Stored data:
========================================
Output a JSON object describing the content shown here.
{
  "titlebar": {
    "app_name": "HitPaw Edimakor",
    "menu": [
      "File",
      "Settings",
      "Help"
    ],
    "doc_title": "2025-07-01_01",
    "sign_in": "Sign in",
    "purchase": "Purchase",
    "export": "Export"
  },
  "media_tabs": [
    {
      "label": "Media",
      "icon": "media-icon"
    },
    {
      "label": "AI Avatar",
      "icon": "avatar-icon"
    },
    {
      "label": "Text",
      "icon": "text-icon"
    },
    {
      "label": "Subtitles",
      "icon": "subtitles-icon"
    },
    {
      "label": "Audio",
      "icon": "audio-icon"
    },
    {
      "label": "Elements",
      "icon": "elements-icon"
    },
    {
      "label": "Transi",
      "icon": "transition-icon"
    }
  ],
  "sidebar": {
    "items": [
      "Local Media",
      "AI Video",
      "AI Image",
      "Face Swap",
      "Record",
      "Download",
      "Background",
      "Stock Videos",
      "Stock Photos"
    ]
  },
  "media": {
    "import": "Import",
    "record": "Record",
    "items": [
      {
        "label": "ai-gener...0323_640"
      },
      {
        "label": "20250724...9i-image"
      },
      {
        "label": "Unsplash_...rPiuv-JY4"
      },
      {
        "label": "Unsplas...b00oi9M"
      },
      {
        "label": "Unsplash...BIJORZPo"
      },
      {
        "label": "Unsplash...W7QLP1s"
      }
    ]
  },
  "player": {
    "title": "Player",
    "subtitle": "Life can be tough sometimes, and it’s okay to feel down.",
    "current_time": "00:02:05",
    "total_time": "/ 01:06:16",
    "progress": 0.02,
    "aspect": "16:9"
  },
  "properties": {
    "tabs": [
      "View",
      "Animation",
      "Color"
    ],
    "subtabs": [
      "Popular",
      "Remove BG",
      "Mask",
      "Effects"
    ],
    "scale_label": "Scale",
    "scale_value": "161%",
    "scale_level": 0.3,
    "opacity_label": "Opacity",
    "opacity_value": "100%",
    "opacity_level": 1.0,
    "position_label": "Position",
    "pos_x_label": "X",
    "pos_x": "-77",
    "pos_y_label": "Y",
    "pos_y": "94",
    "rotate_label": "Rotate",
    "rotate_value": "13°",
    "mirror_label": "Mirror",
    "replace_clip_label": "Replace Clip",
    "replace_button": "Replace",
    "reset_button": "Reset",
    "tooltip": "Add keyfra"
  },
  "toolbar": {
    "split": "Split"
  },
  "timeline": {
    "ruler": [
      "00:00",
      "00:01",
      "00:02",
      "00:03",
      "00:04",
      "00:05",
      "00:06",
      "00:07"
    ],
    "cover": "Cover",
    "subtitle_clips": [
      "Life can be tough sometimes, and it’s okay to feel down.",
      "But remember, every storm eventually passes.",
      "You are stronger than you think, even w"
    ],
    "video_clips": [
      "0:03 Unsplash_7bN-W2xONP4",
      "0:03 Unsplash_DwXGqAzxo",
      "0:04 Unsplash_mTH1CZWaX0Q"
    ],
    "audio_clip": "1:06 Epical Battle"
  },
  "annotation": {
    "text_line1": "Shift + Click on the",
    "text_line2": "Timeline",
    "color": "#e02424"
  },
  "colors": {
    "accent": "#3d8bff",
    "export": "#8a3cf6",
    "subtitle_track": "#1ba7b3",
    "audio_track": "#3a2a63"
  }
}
========================================
→ **TASK OBJECTIVE**: Extract, from the listing above, every line where the string "tough" occurs.

→ **WRITTEN RESPONSE**:
    "subtitle": "Life can be tough sometimes, and it’s okay to feel down.",
      "Life can be tough sometimes, and it’s okay to feel down.",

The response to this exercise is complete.